Given task: In the records below, substitute "x-axis-label" for every occurrence of "x-tick-label" and reproduce the lines with nothing else altered.

(A block of data)
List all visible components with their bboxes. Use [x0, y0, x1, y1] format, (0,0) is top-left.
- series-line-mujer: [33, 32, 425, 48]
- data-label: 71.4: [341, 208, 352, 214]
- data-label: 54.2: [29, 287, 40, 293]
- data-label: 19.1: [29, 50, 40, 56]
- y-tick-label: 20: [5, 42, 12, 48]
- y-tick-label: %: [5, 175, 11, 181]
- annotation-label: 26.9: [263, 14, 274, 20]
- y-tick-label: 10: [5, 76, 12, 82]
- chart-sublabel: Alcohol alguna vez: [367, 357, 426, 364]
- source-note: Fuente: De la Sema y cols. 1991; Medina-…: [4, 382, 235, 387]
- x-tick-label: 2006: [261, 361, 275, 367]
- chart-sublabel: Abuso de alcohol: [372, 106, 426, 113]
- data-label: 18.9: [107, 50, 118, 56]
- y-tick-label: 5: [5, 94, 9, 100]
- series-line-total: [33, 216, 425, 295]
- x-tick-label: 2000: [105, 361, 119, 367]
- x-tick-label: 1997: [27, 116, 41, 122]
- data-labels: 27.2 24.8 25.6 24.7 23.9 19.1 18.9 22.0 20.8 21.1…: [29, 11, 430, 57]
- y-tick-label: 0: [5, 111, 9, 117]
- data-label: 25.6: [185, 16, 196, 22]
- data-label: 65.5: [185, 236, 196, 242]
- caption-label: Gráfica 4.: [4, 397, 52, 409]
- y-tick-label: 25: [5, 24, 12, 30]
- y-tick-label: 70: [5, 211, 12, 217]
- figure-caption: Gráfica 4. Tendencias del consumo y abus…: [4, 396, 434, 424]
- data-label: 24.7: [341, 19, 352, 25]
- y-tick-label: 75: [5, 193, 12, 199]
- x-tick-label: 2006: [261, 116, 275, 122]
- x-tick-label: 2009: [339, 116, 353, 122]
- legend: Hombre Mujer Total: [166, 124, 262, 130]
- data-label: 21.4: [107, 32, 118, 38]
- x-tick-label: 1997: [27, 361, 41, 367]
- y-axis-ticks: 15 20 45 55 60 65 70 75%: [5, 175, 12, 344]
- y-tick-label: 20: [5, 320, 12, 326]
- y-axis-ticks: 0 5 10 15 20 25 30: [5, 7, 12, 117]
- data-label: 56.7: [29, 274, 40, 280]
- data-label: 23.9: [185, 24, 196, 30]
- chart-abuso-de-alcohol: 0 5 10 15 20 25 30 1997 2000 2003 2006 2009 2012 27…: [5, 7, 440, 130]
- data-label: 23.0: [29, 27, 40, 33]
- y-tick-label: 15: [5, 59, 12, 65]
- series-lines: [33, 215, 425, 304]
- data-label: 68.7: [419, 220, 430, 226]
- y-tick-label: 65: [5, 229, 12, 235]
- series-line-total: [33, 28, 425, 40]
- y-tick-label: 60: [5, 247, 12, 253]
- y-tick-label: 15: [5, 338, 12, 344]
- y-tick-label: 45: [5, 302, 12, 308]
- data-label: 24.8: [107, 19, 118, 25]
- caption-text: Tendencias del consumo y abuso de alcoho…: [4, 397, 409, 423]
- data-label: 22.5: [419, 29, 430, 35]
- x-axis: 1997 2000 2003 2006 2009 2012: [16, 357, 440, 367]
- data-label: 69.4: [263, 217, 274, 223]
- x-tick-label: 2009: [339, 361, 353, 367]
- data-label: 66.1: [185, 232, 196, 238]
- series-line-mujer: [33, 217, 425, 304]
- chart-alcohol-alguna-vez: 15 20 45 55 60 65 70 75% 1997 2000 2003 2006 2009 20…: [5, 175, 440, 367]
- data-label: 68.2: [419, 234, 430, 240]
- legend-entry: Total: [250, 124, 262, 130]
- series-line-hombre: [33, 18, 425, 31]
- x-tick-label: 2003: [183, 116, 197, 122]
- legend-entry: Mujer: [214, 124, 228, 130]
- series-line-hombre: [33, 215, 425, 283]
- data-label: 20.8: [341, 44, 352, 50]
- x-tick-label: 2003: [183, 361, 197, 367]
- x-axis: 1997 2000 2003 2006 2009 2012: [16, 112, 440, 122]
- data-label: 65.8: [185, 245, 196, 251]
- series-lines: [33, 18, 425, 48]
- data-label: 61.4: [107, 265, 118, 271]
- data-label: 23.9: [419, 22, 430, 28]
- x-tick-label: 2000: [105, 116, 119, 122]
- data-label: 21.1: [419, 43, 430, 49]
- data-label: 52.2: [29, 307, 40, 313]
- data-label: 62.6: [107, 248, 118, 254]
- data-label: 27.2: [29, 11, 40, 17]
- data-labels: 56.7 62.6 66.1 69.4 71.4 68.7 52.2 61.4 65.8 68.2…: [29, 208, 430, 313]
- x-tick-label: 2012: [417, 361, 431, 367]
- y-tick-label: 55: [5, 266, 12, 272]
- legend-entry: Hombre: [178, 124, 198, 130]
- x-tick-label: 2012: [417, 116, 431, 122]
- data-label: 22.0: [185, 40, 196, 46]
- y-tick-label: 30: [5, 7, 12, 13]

Task output:
List all visible components with their bboxes. Use [x0, y0, x1, y1] format, (0,0) is top-left.
- series-line-mujer: [33, 32, 425, 48]
- data-label: 71.4: [341, 208, 352, 214]
- data-label: 54.2: [29, 287, 40, 293]
- data-label: 19.1: [29, 50, 40, 56]
- y-tick-label: 20: [5, 42, 12, 48]
- y-tick-label: %: [5, 175, 11, 181]
- annotation-label: 26.9: [263, 14, 274, 20]
- y-tick-label: 10: [5, 76, 12, 82]
- chart-sublabel: Alcohol alguna vez: [367, 357, 426, 364]
- source-note: Fuente: De la Sema y cols. 1991; Medina-…: [4, 382, 235, 387]
- x-axis-label: 2006: [261, 361, 275, 367]
- chart-sublabel: Abuso de alcohol: [372, 106, 426, 113]
- data-label: 18.9: [107, 50, 118, 56]
- y-tick-label: 5: [5, 94, 9, 100]
- series-line-total: [33, 216, 425, 295]
- x-axis-label: 2000: [105, 361, 119, 367]
- x-axis-label: 1997: [27, 116, 41, 122]
- data-labels: 27.2 24.8 25.6 24.7 23.9 19.1 18.9 22.0 20.8 21.1…: [29, 11, 430, 57]
- y-tick-label: 0: [5, 111, 9, 117]
- data-label: 25.6: [185, 16, 196, 22]
- data-label: 65.5: [185, 236, 196, 242]
- caption-label: Gráfica 4.: [4, 397, 52, 409]
- y-tick-label: 25: [5, 24, 12, 30]
- y-tick-label: 70: [5, 211, 12, 217]
- figure-caption: Gráfica 4. Tendencias del consumo y abus…: [4, 396, 434, 424]
- data-label: 24.7: [341, 19, 352, 25]
- y-tick-label: 75: [5, 193, 12, 199]
- x-axis-label: 2006: [261, 116, 275, 122]
- x-axis-label: 2009: [339, 116, 353, 122]
- legend: Hombre Mujer Total: [166, 124, 262, 130]
- data-label: 21.4: [107, 32, 118, 38]
- x-axis-label: 1997: [27, 361, 41, 367]
- y-axis-ticks: 15 20 45 55 60 65 70 75%: [5, 175, 12, 344]
- y-tick-label: 20: [5, 320, 12, 326]
- y-axis-ticks: 0 5 10 15 20 25 30: [5, 7, 12, 117]
- data-label: 56.7: [29, 274, 40, 280]
- data-label: 23.9: [185, 24, 196, 30]
- chart-abuso-de-alcohol: 0 5 10 15 20 25 30 1997 2000 2003 2006 2009 2012 27…: [5, 7, 440, 130]
- data-label: 23.0: [29, 27, 40, 33]
- y-tick-label: 15: [5, 59, 12, 65]
- series-lines: [33, 215, 425, 304]
- data-label: 68.7: [419, 220, 430, 226]
- y-tick-label: 65: [5, 229, 12, 235]
- series-line-total: [33, 28, 425, 40]
- y-tick-label: 60: [5, 247, 12, 253]
- y-tick-label: 15: [5, 338, 12, 344]
- y-tick-label: 45: [5, 302, 12, 308]
- data-label: 24.8: [107, 19, 118, 25]
- caption-text: Tendencias del consumo y abuso de alcoho…: [4, 397, 409, 423]
- data-label: 22.5: [419, 29, 430, 35]
- x-axis: 1997 2000 2003 2006 2009 2012: [16, 357, 440, 367]
- data-label: 69.4: [263, 217, 274, 223]
- x-axis-label: 2009: [339, 361, 353, 367]
- data-label: 66.1: [185, 232, 196, 238]
- series-line-mujer: [33, 217, 425, 304]
- chart-alcohol-alguna-vez: 15 20 45 55 60 65 70 75% 1997 2000 2003 2006 2009 20…: [5, 175, 440, 367]
- data-label: 68.2: [419, 234, 430, 240]
- legend-entry: Total: [250, 124, 262, 130]
- series-line-hombre: [33, 18, 425, 31]
- x-axis-label: 2003: [183, 116, 197, 122]
- legend-entry: Mujer: [214, 124, 228, 130]
- series-line-hombre: [33, 215, 425, 283]
- data-label: 20.8: [341, 44, 352, 50]
- x-axis-label: 2003: [183, 361, 197, 367]
- x-axis: 1997 2000 2003 2006 2009 2012: [16, 112, 440, 122]
- data-label: 65.8: [185, 245, 196, 251]
- series-lines: [33, 18, 425, 48]
- data-label: 61.4: [107, 265, 118, 271]
- data-label: 23.9: [419, 22, 430, 28]
- x-axis-label: 2000: [105, 116, 119, 122]
- data-label: 21.1: [419, 43, 430, 49]
- data-label: 52.2: [29, 307, 40, 313]
- data-label: 62.6: [107, 248, 118, 254]
- data-label: 27.2: [29, 11, 40, 17]
- data-labels: 56.7 62.6 66.1 69.4 71.4 68.7 52.2 61.4 65.8 68.2…: [29, 208, 430, 313]
- x-axis-label: 2012: [417, 361, 431, 367]
- y-tick-label: 55: [5, 266, 12, 272]
- legend-entry: Hombre: [178, 124, 198, 130]
- x-axis-label: 2012: [417, 116, 431, 122]
- data-label: 22.0: [185, 40, 196, 46]
- y-tick-label: 30: [5, 7, 12, 13]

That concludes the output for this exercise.